▶ [Actions to take]
- 1) Translate this sentence from the piece on campaign time below into French: "The recommended time period for individual adventure campaigns is roughly on a one to four basis, with one real week equal to one Game Month."
- 2) Write the next part of the piece on campaign time below, beginning after its final sentence.

▶ [Reading text]

....

Campaign Time

Most old school players would remember the (in)famous Dungeon Masters Guide quote:

YOU CAN NOT HAVE A MEANINGFUL CAMPAIGN IF STRICT TIME RECORDS ARE NOT KEPT

Gary Gygax, AD&D Dungeon Masters Guide 1e, p37

There are some other curiosities about game time and keeping track of it relative to real-world time which appear in contemporary game products. For example, the same section of the first edition Dungeon Masters Guide advances that “it is best to use 1 actual day = 1 game day when no play is happening”. First edition Chivalry & Sorcery is perhaps even more interesting:

The time frame of Chivalry & Sorcery as a game is different from other games of its general type, for the one day = one game day concept has been dropped in favour of a more telescoped time period…

The recommended time period for individual adventure campaigns is roughly on a one to four basis, with one real week equal to one Game Month.

Ed Simbalist & Wilf Backhaus, Chivalry & Sorcery 1e, p2

In fact, Chivalry & Sorcery 1st edition goes further, noting that different seasons provide less adventure time (e.g. Winter) and therefore recommending a shorter real world time be allocated to their play. The table below is adapted from Chivalry & Sorcery 1st edition:

SeasonGame World MonthsReal World Duration
SpringApril and May2-3 real weeks
SummerJune to October8-10 real weeks
FallNovember and December2-3 real weeks
WinterJanuary to March1 real week

Not quite the same but similar is King Arthur Pendragon‘s suggested campaign structure, where each session of play corresponds to one year of campaign time. Although I try to adhere to this fairly strictly, there are some years where this is impractical and the year has to be split between two game sessions.

....

(Document understanding data)
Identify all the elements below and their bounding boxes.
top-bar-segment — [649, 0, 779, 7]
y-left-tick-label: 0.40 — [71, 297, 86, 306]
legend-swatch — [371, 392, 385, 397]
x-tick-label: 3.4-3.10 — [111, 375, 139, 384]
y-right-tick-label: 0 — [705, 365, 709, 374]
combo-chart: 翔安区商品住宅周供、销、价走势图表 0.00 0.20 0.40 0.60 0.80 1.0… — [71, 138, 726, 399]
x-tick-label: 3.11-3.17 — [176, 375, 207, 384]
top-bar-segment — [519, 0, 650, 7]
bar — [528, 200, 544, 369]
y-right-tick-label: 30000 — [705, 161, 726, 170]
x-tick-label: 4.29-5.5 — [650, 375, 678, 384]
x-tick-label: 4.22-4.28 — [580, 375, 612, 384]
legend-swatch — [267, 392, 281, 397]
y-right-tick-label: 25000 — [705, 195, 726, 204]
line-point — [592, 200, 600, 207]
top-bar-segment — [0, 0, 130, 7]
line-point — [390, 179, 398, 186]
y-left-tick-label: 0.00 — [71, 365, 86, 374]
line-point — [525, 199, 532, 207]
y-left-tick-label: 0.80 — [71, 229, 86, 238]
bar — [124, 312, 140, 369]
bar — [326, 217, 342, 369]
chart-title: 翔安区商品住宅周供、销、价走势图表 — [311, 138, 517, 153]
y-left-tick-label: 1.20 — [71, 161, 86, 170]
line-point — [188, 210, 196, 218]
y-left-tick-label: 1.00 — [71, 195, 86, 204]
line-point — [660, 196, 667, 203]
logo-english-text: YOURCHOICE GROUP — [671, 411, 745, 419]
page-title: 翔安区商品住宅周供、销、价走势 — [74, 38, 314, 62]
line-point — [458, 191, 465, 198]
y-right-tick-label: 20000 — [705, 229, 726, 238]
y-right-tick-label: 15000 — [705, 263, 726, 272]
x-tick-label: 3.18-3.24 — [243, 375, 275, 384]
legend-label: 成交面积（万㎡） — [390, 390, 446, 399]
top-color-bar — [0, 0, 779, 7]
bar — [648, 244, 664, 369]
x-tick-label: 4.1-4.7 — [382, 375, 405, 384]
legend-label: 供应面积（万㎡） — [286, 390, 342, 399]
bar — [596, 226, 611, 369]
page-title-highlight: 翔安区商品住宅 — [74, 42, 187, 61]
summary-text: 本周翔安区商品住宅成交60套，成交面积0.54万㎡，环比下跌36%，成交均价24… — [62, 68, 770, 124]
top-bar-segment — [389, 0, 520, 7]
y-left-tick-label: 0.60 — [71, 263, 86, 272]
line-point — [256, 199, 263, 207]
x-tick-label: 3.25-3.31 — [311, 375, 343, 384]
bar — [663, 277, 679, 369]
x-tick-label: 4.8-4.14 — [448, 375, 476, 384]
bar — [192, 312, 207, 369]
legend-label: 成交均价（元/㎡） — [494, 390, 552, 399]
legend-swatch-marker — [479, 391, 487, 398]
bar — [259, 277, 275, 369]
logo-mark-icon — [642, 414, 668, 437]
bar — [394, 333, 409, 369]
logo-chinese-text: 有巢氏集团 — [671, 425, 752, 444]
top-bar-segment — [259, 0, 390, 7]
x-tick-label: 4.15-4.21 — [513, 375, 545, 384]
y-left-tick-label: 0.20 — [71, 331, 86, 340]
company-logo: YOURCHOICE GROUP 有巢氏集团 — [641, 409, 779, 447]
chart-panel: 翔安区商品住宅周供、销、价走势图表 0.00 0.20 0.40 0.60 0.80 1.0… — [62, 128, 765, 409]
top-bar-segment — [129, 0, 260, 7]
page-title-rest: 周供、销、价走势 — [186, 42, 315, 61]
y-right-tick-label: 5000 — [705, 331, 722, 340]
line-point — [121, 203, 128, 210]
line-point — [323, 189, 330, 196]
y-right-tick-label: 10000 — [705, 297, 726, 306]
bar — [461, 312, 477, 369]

....

▶ [Answer list]
- 1) La période recommandée pour les campagnes d'aventure individuelles suit à peu près un rapport d'un à quatre, une semaine réelle équivalant à un mois de jeu.

- 2)
It is rare that modern games make such links between real time and game time – even though rules for downtime abound. This is even true in modern OSR games which actively attempt to recreate old school playing styles from the 70s and 80s. This is commented on in Courtney Campbell’s excellent On Downtime and Demesnes (affiliate link for B/X and 5e):

Classic Dungeons & Dragons by Gygax used the Gregorian Calendar, and had one day pass in the game as one day passed in the real world. But Gygax and co. ran their games much like a tabletop massively multiplayer role-playing game. Modern players are much more likely to have weeks of downtime pass in a few minutes.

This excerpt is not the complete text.